■ Exercise prompt
Look below. Copy each line that has "start" in it.

■ Excerpted data
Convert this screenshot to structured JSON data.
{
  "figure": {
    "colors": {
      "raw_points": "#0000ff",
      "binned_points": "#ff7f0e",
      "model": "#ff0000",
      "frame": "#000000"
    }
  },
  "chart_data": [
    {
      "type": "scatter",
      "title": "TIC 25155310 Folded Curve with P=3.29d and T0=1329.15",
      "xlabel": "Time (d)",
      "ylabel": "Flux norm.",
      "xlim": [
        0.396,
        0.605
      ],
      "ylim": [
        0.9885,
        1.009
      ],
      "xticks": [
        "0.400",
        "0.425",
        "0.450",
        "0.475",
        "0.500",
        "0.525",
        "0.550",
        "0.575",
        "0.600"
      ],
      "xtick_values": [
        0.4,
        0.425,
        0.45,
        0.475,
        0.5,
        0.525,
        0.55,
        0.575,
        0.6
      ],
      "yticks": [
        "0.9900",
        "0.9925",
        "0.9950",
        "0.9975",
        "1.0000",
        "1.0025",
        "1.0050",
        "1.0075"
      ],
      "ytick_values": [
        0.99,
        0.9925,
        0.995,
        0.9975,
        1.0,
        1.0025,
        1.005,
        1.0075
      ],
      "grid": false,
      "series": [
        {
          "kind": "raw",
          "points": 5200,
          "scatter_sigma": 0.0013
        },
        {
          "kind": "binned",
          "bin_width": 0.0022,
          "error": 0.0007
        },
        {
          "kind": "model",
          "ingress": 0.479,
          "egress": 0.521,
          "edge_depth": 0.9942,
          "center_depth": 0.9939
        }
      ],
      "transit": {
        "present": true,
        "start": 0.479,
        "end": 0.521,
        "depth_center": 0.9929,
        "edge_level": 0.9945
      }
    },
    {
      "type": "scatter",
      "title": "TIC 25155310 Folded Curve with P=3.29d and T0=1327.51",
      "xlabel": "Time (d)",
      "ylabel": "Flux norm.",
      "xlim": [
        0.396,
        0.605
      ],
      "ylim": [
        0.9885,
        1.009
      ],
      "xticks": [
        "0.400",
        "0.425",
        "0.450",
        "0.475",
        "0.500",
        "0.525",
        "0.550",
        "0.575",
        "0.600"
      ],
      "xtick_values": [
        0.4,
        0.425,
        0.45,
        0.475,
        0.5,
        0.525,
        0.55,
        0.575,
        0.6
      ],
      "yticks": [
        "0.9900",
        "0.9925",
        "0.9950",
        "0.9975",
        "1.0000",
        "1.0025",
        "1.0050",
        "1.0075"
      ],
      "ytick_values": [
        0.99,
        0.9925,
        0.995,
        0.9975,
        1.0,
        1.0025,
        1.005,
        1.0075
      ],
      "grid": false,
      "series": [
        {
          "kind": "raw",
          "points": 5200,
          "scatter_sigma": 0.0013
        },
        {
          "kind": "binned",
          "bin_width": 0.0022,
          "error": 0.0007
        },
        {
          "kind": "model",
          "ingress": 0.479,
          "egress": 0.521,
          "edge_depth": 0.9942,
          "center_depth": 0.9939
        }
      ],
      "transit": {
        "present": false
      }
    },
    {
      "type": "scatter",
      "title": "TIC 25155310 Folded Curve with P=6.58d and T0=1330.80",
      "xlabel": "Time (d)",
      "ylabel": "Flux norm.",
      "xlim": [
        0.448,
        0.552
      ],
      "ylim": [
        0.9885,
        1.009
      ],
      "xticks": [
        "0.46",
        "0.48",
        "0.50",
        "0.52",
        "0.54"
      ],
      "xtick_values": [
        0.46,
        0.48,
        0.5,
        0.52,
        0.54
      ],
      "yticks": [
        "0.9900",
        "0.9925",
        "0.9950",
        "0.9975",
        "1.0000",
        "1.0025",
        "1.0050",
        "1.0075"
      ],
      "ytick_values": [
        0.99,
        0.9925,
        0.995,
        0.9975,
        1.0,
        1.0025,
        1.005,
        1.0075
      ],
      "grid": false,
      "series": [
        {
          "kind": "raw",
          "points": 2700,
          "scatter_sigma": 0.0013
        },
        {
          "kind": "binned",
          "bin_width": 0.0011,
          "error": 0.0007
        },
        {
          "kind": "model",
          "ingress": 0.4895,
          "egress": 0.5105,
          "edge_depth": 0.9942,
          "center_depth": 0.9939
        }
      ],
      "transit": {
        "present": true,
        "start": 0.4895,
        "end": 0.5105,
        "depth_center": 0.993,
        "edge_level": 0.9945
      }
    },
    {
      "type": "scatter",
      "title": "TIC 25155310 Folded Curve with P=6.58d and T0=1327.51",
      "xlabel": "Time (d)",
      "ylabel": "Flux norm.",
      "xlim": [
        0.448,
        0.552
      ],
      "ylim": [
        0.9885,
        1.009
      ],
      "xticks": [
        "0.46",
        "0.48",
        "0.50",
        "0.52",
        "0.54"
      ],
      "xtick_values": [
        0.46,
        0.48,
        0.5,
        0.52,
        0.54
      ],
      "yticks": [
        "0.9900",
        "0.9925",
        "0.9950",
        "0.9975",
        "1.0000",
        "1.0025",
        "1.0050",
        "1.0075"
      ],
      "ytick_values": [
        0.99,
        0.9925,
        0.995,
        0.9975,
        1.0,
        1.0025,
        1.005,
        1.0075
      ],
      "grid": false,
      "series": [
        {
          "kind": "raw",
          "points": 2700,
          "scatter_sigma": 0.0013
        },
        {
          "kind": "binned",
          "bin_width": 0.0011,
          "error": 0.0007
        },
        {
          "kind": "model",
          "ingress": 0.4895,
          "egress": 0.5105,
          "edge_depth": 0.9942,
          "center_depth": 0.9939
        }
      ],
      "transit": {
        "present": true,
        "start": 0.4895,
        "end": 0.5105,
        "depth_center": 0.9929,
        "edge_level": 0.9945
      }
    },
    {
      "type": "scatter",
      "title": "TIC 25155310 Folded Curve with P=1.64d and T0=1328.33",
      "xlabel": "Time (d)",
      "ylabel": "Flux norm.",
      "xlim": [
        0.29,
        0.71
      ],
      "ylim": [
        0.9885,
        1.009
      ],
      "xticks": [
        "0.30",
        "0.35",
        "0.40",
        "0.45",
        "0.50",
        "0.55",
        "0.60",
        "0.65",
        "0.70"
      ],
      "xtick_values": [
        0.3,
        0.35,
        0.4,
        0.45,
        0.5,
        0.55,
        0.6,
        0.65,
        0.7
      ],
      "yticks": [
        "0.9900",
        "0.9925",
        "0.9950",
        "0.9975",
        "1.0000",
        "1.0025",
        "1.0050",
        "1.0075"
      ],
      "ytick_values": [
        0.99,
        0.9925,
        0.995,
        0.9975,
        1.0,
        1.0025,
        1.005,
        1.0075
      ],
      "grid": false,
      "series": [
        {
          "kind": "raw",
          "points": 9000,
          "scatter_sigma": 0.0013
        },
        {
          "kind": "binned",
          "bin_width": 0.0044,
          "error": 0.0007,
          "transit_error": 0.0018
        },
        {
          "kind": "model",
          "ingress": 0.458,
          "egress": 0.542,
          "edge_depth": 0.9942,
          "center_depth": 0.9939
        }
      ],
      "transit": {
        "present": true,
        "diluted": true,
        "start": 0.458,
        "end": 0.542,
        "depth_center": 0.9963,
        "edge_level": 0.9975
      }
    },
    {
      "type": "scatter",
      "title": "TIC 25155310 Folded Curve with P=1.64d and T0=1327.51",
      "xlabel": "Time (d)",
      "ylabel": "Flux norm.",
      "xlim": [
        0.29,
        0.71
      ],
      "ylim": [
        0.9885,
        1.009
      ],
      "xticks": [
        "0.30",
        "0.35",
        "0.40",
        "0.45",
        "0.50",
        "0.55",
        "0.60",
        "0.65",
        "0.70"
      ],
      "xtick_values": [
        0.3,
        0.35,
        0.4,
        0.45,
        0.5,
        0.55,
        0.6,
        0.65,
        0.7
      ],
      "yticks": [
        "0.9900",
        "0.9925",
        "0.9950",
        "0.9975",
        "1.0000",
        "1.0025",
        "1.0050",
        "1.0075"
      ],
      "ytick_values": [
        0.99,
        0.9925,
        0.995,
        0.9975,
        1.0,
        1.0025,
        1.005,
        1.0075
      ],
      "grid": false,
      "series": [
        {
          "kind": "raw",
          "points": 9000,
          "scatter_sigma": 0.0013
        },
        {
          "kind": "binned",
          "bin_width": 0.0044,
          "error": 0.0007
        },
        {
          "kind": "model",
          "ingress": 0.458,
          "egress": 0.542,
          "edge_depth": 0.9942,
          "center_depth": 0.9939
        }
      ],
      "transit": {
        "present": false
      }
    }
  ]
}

■ Response to the exercise
        "start": 0.479,
        "start": 0.4895,
        "start": 0.4895,
        "start": 0.458,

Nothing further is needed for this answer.